[A block of data]

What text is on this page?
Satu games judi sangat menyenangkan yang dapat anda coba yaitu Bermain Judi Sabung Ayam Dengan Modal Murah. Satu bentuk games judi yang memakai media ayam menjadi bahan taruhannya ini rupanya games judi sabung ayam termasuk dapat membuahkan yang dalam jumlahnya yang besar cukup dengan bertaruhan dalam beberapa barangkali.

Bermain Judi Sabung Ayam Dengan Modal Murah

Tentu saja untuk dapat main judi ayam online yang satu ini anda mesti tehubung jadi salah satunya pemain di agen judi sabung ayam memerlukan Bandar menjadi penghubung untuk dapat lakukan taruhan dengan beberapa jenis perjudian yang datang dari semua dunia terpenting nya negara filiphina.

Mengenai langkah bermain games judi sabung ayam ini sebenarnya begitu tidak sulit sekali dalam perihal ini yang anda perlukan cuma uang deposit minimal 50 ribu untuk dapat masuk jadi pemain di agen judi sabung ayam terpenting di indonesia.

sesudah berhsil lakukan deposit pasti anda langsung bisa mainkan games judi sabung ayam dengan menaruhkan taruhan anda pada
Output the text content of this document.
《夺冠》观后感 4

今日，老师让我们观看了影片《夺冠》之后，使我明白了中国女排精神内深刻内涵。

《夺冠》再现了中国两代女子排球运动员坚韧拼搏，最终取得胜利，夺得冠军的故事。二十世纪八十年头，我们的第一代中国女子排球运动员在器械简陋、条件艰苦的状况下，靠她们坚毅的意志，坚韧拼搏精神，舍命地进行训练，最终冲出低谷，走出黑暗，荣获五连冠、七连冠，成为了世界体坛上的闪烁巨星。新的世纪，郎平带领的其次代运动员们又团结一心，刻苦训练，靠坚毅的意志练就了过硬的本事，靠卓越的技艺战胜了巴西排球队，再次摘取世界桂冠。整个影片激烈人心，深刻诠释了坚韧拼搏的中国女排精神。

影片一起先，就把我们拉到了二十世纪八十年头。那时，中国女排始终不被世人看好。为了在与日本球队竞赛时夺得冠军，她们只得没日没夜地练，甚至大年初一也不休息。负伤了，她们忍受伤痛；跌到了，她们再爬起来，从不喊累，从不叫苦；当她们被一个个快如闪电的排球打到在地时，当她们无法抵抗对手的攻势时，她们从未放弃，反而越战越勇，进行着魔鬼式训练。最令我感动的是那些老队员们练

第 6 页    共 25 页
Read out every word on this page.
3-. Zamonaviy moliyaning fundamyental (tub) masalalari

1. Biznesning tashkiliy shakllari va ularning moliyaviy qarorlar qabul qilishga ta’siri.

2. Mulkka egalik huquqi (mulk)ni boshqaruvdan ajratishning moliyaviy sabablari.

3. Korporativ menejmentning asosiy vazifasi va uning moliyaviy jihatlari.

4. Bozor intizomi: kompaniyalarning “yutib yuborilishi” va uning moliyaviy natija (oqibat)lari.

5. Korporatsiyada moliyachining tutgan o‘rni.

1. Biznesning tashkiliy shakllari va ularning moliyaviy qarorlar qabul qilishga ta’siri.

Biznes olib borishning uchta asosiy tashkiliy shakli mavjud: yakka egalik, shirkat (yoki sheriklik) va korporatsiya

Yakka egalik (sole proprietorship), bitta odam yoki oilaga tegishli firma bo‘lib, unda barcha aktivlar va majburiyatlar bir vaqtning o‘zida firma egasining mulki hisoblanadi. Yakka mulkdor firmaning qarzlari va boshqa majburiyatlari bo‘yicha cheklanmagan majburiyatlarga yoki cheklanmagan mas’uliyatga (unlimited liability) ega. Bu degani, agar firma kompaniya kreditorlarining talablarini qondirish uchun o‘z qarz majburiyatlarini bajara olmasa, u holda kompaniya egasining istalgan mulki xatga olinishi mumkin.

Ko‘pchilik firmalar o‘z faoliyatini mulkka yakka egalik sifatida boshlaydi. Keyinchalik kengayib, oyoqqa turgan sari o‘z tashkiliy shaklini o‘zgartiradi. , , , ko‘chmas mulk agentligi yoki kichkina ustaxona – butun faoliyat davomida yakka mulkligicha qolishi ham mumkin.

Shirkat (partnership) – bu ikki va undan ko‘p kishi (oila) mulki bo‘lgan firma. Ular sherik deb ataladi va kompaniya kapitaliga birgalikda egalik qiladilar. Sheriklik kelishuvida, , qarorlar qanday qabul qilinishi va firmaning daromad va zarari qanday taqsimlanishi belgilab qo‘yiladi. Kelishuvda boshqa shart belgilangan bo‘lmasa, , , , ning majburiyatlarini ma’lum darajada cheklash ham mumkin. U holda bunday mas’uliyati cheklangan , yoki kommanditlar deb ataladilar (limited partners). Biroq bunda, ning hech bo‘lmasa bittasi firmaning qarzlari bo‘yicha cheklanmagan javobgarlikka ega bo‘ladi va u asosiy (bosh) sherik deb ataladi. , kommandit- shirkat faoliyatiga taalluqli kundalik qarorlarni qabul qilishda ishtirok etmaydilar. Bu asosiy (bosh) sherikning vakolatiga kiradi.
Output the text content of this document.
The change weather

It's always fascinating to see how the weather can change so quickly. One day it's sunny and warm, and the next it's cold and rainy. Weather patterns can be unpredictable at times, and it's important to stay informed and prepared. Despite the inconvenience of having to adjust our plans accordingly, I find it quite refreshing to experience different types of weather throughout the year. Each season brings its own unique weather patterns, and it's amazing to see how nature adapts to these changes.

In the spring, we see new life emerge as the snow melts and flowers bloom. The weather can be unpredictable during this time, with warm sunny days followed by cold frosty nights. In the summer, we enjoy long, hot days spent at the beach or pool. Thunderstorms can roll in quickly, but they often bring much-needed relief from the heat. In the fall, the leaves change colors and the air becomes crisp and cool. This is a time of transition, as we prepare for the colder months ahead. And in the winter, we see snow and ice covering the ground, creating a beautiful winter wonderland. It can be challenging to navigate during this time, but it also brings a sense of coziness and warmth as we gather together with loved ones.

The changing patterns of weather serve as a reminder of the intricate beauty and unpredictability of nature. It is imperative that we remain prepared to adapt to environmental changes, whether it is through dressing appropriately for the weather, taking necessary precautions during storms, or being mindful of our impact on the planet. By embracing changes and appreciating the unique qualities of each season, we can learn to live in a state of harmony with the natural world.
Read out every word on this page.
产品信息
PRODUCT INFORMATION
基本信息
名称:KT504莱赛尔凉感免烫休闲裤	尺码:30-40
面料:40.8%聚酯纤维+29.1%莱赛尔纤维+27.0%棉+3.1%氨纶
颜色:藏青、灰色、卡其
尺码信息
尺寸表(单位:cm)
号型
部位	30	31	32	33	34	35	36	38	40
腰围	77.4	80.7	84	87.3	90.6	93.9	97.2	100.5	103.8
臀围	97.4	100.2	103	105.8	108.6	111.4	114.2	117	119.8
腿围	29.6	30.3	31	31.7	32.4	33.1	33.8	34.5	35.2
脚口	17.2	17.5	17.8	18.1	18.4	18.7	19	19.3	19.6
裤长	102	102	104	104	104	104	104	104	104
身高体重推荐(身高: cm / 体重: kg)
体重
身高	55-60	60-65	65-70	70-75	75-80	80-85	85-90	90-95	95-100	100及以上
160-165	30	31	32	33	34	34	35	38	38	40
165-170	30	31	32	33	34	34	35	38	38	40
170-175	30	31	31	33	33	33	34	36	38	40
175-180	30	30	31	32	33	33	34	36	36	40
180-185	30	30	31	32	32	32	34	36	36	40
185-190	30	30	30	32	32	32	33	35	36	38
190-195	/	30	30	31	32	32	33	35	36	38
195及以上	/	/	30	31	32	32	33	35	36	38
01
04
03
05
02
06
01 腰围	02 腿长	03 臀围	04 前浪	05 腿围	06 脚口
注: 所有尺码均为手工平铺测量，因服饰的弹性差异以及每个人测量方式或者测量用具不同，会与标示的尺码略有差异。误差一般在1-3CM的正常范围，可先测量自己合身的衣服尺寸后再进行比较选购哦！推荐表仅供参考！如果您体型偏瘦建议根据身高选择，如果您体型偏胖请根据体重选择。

§ **Directions for this task**:
Filter the records for lines holding the string "lakukan". Copy each one.

§ **Task response**:
Tentu saja untuk dapat main judi ayam online yang satu ini anda mesti tehubung jadi salah satunya pemain di agen judi sabung ayam memerlukan Bandar menjadi penghubung untuk dapat lakukan taruhan dengan beberapa jenis perjudian yang datang dari semua dunia terpenting nya negara filiphina.
sesudah berhsil lakukan deposit pasti anda langsung bisa mainkan games judi sabung ayam dengan menaruhkan taruhan anda pada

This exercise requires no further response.